[start of The records]
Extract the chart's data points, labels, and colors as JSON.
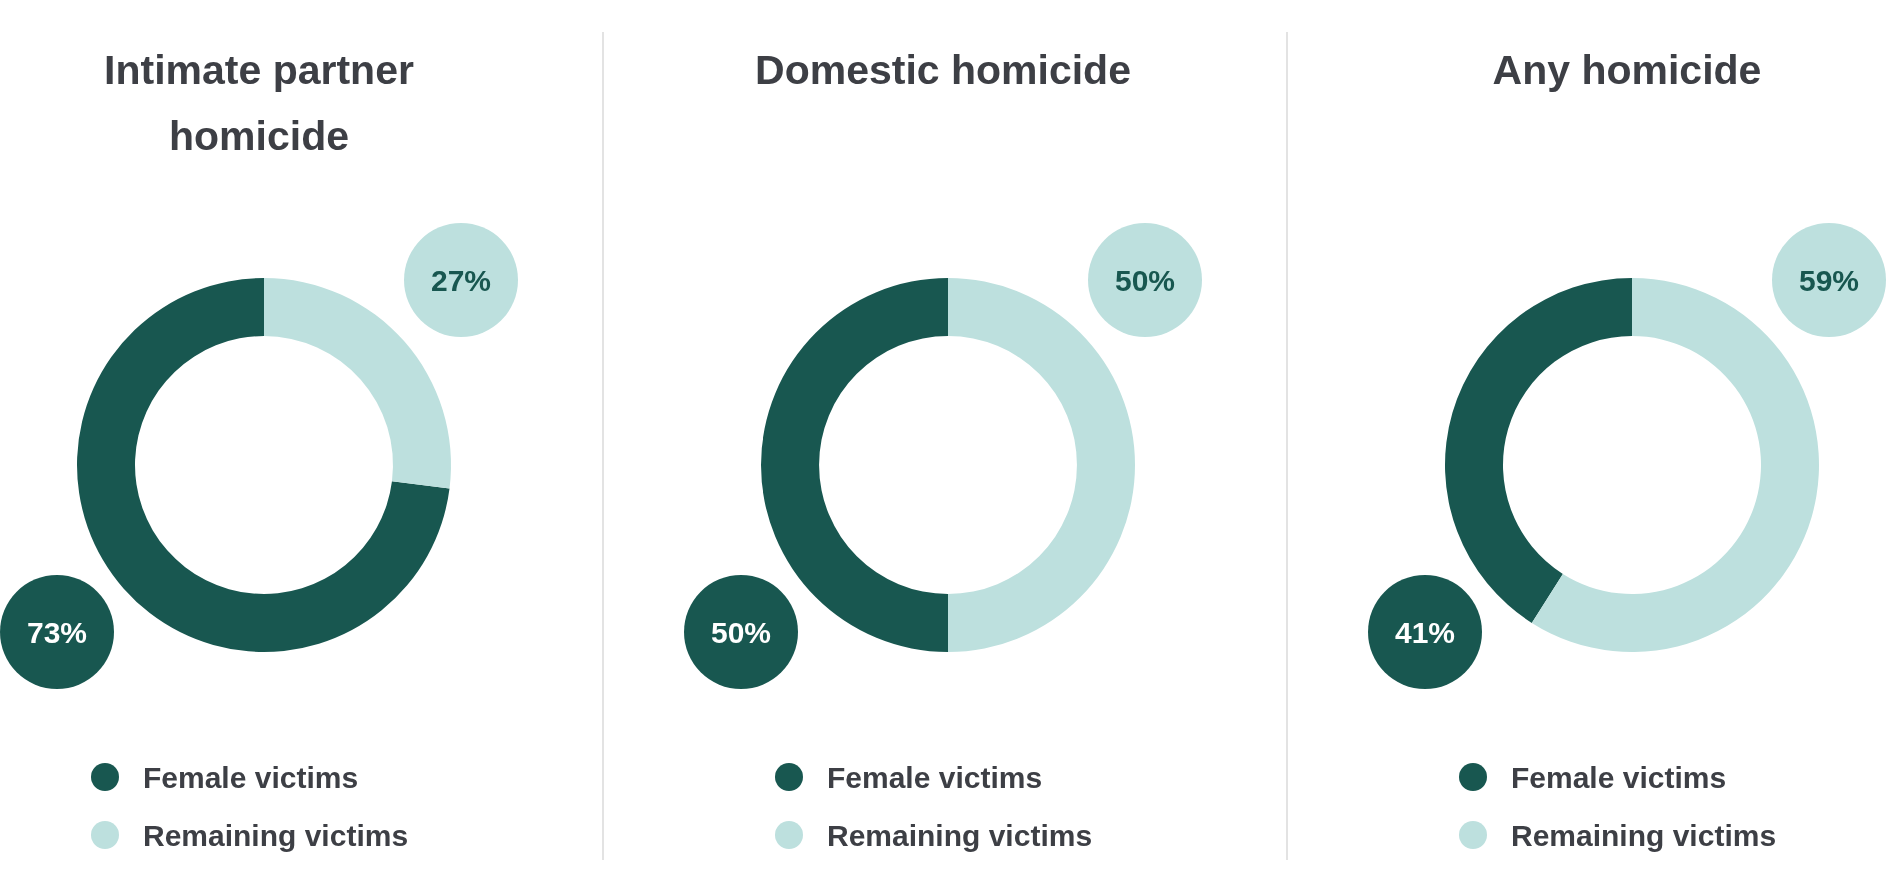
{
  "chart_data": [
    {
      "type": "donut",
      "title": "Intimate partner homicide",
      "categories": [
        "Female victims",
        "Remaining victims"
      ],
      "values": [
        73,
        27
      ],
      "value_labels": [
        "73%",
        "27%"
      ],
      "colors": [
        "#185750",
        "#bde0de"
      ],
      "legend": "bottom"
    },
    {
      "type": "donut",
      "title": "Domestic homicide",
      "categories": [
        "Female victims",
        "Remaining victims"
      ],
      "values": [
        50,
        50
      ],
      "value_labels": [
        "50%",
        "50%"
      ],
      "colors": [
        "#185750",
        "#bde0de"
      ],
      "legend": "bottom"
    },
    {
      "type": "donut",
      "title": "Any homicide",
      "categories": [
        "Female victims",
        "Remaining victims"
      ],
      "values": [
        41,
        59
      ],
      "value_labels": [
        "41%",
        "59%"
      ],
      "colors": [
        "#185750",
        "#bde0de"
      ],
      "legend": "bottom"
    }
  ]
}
[end of The records]
[start of The records]
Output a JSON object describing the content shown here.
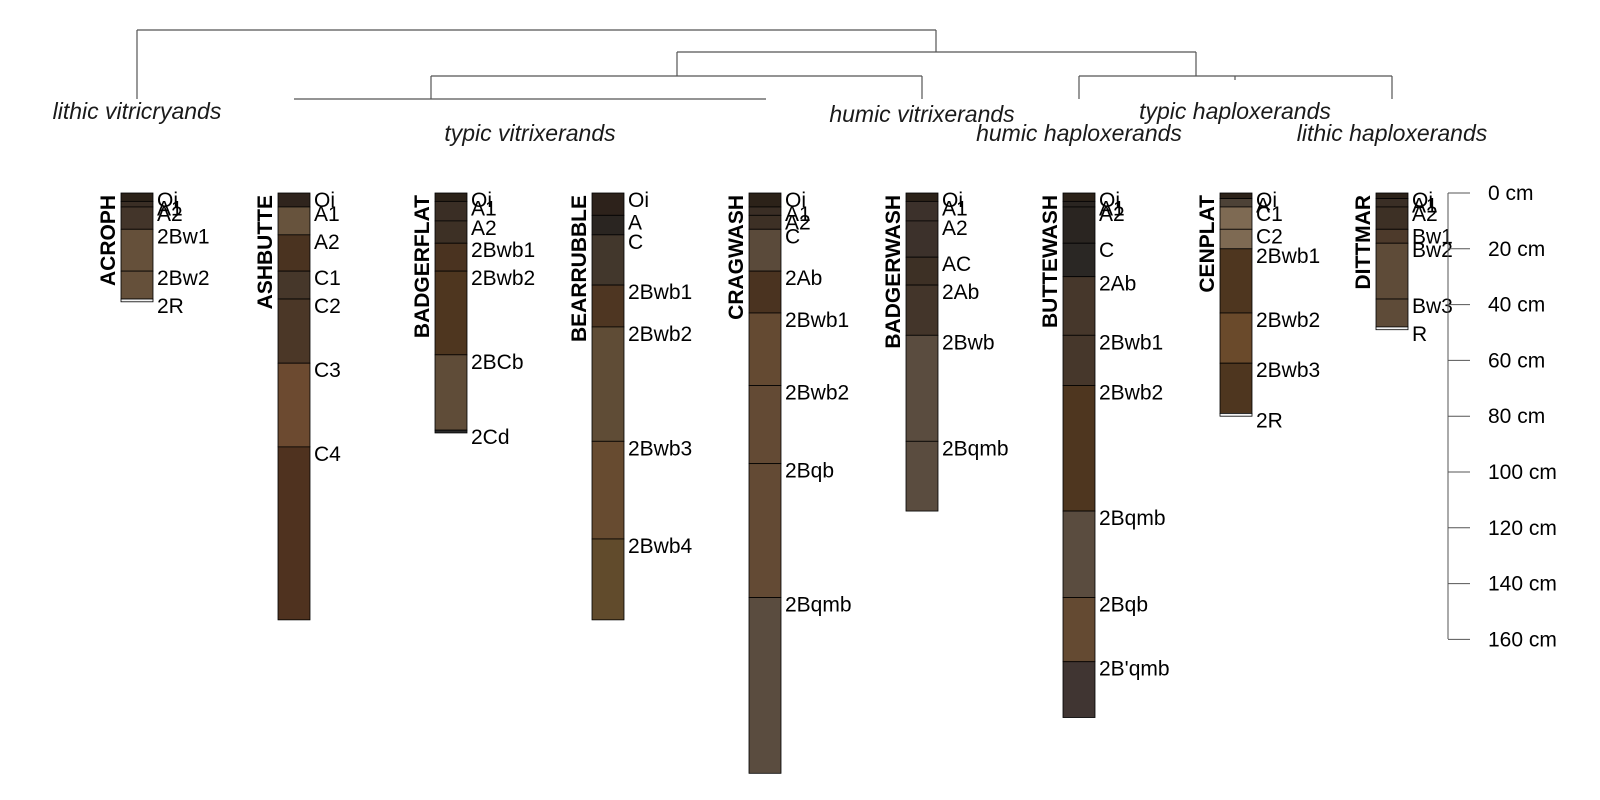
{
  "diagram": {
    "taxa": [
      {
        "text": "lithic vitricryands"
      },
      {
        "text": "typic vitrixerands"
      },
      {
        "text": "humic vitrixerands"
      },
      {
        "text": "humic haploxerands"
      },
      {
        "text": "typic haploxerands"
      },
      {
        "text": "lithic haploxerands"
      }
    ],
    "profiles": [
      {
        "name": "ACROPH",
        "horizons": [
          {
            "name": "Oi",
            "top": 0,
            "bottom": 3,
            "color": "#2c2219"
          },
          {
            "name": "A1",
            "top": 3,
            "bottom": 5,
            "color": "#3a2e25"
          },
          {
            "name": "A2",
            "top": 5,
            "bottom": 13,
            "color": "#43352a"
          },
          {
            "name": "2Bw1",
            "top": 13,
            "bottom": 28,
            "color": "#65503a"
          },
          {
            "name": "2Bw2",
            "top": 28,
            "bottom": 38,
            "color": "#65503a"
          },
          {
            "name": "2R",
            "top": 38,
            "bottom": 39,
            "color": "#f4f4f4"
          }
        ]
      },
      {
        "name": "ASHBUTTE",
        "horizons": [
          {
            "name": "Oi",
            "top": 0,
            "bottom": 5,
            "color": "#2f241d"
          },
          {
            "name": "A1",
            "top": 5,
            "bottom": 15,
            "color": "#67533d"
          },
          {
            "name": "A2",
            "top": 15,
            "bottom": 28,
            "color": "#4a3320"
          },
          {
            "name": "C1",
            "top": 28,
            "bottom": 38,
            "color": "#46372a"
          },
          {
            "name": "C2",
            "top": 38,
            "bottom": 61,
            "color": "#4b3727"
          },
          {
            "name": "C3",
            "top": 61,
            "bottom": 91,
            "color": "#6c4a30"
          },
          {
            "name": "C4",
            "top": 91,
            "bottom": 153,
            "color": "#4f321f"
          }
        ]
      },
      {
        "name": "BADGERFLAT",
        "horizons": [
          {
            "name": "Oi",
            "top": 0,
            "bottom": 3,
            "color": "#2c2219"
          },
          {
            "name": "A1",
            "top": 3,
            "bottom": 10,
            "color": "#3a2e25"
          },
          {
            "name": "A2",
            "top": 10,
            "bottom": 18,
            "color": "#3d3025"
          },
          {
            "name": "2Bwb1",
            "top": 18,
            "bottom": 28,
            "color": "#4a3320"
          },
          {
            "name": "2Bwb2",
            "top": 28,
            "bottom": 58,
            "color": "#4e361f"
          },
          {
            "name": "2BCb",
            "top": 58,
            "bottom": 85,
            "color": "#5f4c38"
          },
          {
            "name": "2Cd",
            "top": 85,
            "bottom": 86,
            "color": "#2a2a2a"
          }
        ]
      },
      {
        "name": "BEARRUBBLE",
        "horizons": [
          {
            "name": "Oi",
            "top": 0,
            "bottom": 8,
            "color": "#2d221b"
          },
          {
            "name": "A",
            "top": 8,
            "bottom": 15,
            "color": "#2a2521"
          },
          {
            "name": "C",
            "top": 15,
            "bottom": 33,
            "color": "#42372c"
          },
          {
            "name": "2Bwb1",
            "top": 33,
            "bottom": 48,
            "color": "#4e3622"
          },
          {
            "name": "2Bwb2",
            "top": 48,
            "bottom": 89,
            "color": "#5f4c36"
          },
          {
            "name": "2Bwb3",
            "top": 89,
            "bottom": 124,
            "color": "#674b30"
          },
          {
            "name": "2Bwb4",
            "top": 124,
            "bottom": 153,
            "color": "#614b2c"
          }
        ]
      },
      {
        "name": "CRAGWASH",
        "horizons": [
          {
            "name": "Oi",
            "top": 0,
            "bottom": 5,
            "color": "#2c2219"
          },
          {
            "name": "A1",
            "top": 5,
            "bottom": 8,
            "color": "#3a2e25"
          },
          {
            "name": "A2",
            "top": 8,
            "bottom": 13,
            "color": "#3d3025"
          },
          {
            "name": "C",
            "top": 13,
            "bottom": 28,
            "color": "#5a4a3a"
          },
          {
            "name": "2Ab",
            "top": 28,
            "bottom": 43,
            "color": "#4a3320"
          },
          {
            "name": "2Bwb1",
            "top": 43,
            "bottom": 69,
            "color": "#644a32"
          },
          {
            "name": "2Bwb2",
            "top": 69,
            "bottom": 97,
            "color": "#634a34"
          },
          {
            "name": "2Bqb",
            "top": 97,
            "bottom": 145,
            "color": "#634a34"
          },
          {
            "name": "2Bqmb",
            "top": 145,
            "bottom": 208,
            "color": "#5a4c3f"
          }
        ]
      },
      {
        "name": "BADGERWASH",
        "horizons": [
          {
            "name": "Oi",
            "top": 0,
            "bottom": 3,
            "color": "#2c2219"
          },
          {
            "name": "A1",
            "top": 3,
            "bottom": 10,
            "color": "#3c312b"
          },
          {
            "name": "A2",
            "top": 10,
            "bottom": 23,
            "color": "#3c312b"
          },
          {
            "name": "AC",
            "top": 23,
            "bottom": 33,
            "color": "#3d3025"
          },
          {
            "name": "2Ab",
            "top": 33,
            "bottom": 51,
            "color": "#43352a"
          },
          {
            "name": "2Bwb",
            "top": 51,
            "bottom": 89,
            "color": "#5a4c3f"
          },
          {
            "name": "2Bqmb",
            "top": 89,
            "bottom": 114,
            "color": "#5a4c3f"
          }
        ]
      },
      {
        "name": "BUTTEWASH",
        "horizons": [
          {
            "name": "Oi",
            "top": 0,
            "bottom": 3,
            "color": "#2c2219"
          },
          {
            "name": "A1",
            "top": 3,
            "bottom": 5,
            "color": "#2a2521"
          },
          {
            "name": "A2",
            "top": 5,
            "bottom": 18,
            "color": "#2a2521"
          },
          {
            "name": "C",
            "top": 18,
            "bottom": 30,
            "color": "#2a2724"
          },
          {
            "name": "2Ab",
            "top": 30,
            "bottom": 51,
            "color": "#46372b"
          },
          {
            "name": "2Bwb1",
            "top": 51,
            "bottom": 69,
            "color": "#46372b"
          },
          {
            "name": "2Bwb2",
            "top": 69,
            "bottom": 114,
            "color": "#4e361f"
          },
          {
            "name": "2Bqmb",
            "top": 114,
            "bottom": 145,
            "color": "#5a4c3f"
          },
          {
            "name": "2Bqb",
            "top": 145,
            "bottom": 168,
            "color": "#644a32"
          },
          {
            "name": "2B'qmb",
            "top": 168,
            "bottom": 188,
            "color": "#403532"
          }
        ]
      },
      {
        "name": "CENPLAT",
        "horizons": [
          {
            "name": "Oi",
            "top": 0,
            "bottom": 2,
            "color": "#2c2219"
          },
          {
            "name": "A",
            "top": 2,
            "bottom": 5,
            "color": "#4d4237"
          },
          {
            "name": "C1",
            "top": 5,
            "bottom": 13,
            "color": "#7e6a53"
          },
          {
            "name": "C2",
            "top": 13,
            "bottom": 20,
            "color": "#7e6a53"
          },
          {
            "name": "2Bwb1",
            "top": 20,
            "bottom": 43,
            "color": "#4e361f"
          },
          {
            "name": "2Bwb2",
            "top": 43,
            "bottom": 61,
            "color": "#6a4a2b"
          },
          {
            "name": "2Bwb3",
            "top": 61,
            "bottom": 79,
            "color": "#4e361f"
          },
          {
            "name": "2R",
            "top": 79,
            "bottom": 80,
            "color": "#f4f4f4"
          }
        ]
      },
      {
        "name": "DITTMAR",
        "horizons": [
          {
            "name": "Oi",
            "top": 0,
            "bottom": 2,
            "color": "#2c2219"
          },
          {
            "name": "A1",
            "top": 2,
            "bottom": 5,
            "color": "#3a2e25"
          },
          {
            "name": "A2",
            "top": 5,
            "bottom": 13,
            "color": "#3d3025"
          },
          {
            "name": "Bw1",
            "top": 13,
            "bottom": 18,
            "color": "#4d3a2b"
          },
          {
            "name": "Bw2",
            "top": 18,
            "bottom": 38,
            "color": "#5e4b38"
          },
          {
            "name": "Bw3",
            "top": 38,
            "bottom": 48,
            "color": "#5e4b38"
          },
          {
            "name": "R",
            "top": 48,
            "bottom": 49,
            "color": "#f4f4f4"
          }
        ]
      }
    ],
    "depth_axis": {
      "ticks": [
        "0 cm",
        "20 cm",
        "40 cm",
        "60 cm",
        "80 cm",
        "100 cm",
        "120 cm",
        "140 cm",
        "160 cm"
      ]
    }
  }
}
[end of The records]
[start of The records]
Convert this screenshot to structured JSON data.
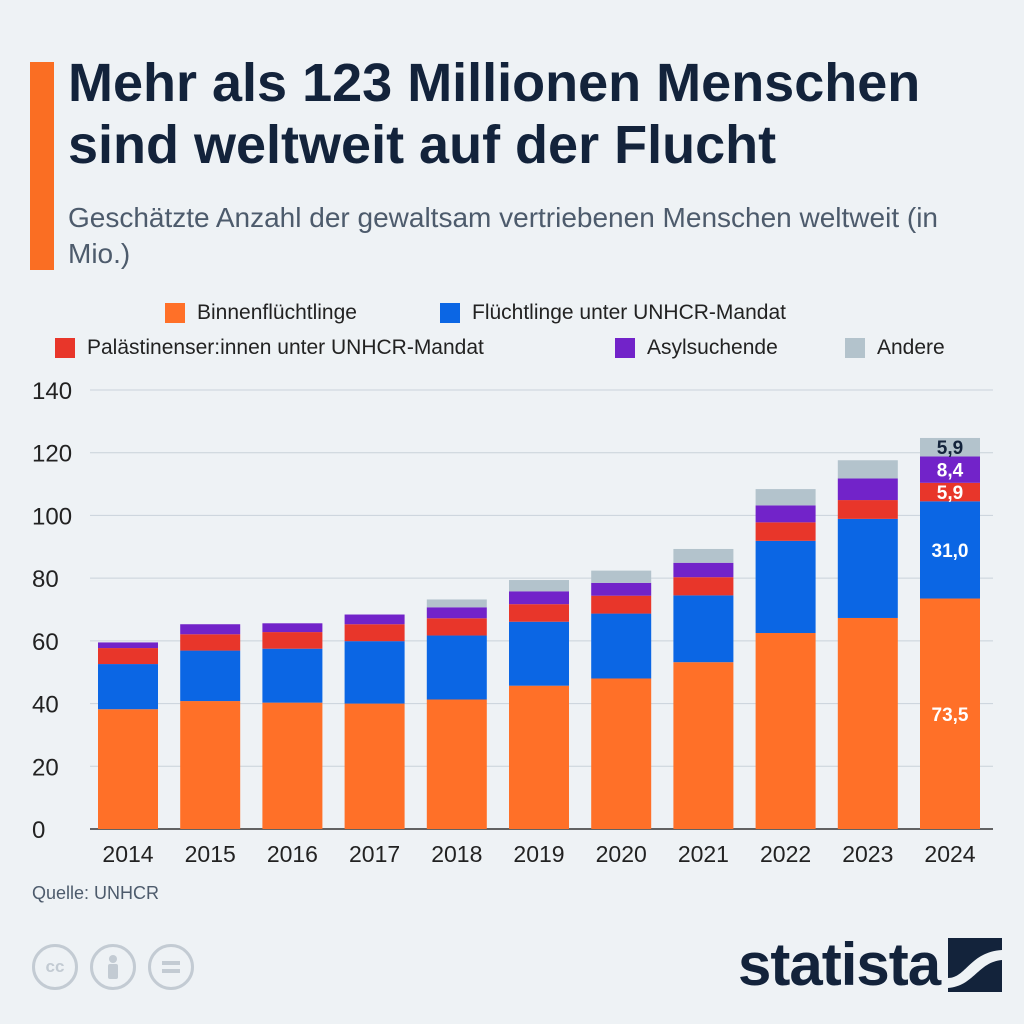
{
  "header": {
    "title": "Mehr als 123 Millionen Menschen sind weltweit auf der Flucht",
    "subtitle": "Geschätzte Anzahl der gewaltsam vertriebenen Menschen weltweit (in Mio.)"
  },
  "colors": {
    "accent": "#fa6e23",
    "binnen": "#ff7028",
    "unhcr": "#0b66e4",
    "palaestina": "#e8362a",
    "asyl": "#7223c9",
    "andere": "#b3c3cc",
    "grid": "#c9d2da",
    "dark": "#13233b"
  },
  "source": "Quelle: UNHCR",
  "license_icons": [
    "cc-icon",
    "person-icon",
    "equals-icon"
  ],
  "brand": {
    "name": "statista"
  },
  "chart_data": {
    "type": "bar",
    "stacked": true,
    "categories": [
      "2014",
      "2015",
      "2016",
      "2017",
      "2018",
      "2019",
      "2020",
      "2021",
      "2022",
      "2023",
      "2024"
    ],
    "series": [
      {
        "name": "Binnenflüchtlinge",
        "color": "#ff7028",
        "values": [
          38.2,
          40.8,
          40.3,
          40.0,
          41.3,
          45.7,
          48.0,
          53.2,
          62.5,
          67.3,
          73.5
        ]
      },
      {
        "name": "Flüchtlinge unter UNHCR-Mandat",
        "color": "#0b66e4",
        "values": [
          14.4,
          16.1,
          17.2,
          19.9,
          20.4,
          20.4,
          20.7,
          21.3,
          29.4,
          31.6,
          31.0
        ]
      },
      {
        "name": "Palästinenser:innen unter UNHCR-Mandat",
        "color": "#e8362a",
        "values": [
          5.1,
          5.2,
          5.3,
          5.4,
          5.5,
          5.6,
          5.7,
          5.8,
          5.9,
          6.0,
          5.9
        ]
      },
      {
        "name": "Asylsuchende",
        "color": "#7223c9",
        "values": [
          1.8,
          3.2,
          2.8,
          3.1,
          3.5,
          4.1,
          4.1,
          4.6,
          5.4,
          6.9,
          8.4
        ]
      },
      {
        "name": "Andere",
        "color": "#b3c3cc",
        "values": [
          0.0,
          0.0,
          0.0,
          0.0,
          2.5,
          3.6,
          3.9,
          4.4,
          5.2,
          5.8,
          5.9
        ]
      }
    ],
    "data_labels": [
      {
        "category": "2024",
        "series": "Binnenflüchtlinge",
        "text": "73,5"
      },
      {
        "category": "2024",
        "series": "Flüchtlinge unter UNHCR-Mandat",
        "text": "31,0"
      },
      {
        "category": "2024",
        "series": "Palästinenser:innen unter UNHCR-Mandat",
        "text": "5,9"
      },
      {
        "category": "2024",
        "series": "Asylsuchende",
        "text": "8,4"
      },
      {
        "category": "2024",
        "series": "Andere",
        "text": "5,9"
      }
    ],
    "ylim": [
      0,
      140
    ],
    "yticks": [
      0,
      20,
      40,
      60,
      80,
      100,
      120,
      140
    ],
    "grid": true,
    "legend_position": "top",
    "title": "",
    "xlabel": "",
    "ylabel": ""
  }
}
[end of The records]
### [Exercise]
Which lines hold the word "Asylsuchende"? Copy each of them from the records.

### [Correct answer]
        "name": "Asylsuchende",
        "series": "Asylsuchende",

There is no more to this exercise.